┌─ RECORD LIST

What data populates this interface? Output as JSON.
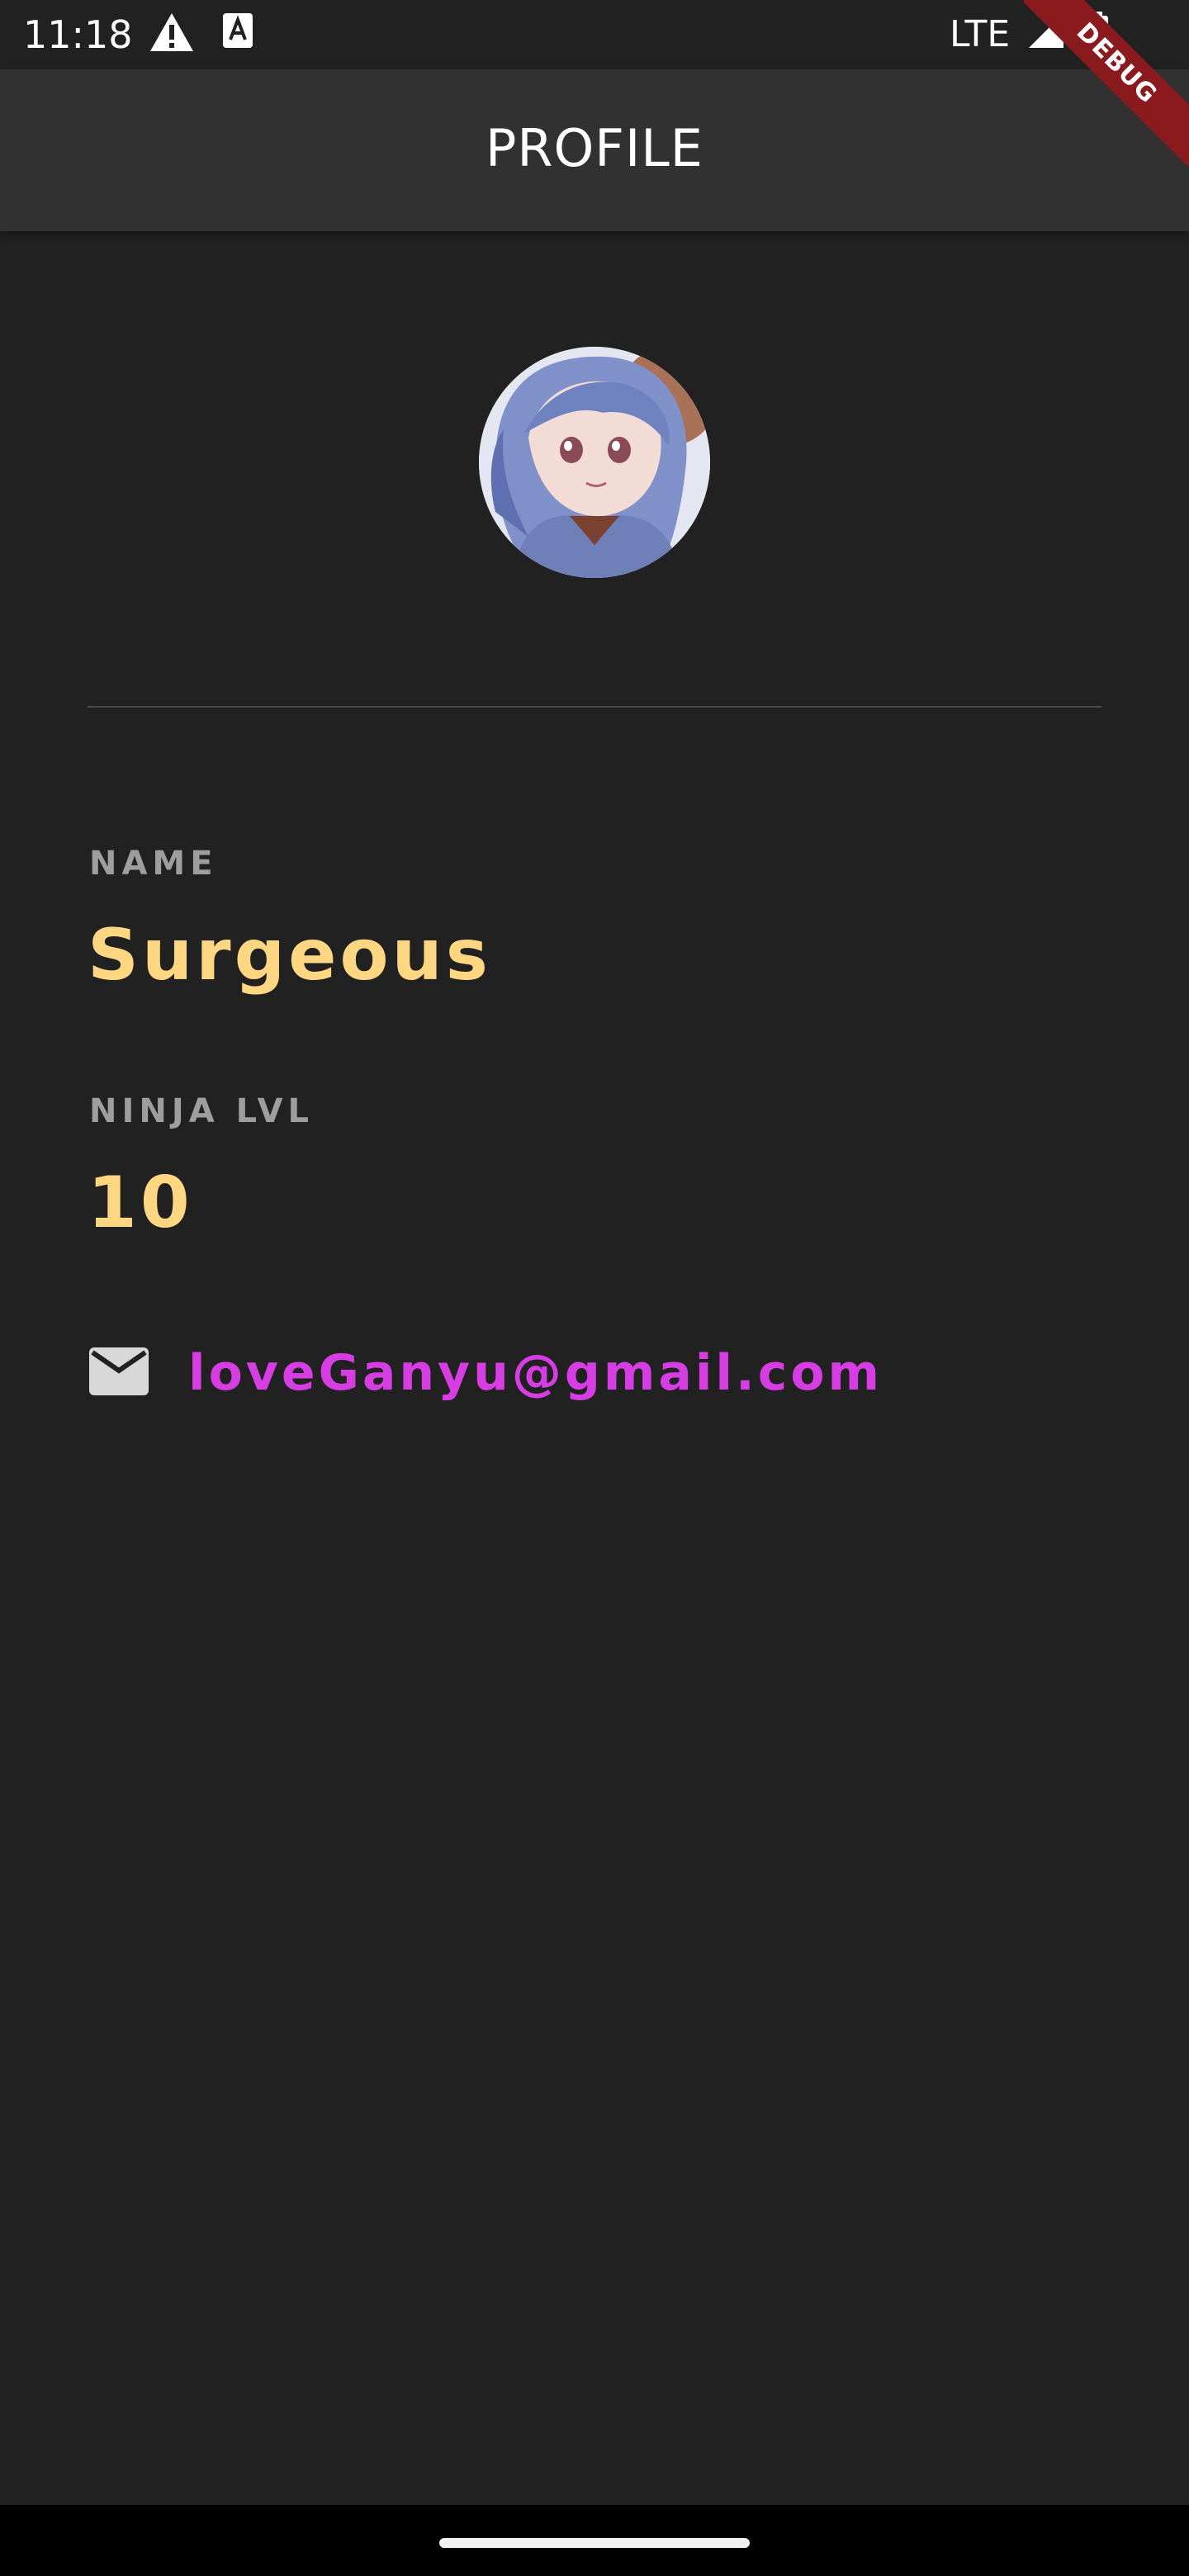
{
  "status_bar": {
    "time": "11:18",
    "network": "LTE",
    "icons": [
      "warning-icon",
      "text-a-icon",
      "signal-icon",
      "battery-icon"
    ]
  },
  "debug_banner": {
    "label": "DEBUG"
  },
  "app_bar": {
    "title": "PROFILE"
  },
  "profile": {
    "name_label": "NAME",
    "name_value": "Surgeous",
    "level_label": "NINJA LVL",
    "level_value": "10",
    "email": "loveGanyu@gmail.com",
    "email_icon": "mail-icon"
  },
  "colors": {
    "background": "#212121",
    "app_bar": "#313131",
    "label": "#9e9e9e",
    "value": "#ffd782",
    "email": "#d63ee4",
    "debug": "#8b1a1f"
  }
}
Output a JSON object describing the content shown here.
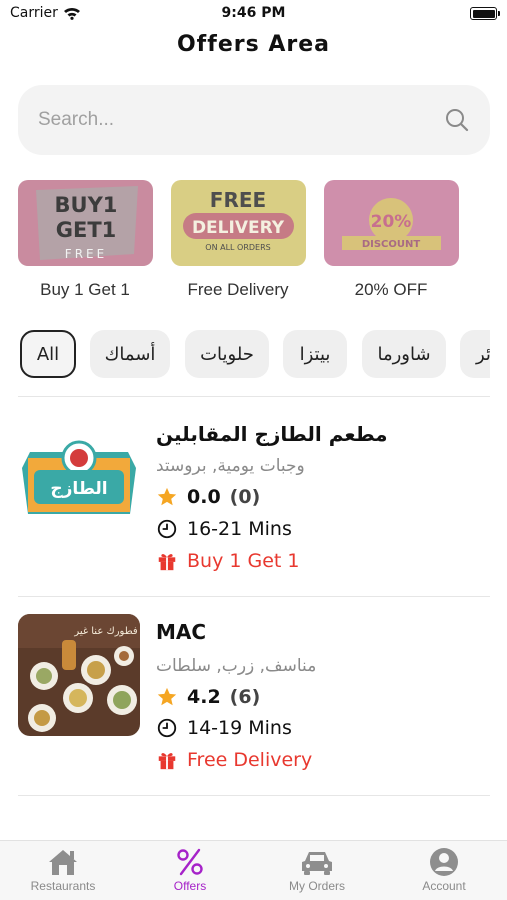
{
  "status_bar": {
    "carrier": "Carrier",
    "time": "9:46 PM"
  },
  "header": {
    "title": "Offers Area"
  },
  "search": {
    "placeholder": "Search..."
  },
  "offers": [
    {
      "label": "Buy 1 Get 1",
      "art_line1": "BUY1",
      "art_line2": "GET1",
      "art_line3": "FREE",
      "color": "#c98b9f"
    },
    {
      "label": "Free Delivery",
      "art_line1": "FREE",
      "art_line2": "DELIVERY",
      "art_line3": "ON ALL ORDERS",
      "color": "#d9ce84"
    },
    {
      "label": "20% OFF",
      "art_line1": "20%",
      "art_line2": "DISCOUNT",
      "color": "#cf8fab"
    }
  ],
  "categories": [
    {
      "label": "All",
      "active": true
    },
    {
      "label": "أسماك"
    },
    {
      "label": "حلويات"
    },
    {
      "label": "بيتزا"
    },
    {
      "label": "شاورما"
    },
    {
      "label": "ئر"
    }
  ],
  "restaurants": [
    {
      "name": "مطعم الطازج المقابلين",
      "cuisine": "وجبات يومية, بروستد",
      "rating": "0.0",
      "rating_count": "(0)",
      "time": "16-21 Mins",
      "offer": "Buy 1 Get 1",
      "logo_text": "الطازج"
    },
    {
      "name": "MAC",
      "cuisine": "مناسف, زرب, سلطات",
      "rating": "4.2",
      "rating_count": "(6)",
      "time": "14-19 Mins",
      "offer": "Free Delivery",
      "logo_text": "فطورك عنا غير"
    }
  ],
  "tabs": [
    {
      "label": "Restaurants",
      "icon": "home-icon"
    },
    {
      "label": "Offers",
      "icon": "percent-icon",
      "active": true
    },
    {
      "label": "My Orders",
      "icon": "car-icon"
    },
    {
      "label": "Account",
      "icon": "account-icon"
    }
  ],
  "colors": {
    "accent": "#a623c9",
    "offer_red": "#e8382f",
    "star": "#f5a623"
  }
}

└─
┌─ RECORD LIST

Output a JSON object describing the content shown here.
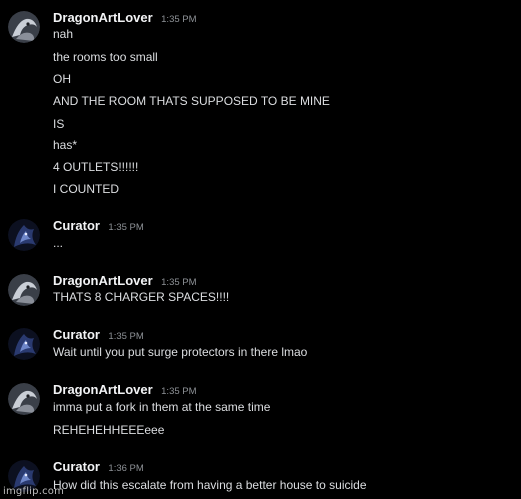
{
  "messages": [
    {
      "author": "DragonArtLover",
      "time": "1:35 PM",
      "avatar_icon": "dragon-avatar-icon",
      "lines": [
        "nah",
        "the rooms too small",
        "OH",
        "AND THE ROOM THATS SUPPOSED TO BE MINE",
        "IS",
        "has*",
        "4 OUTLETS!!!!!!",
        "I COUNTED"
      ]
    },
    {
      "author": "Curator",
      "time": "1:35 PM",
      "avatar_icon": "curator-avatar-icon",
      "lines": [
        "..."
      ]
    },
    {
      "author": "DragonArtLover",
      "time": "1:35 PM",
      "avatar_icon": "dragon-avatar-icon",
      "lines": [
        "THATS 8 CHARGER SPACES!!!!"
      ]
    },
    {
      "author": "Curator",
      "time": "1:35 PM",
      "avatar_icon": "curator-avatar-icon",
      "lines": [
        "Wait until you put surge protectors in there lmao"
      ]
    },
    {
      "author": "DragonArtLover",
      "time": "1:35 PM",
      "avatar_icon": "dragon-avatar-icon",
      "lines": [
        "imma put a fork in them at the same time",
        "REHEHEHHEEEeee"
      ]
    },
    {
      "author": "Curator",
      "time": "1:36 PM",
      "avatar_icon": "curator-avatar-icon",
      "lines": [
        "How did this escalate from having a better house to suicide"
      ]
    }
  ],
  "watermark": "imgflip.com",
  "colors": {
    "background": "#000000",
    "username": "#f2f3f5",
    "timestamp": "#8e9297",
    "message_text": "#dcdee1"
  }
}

└─

__AIM__.
Find each line with the string "cuisine" and copy it out.

__ANSWER TO THIS PROBLEM__.
      "cuisine": "وجبات يومية, بروستد",
      "cuisine": "مناسف, زرب, سلطات",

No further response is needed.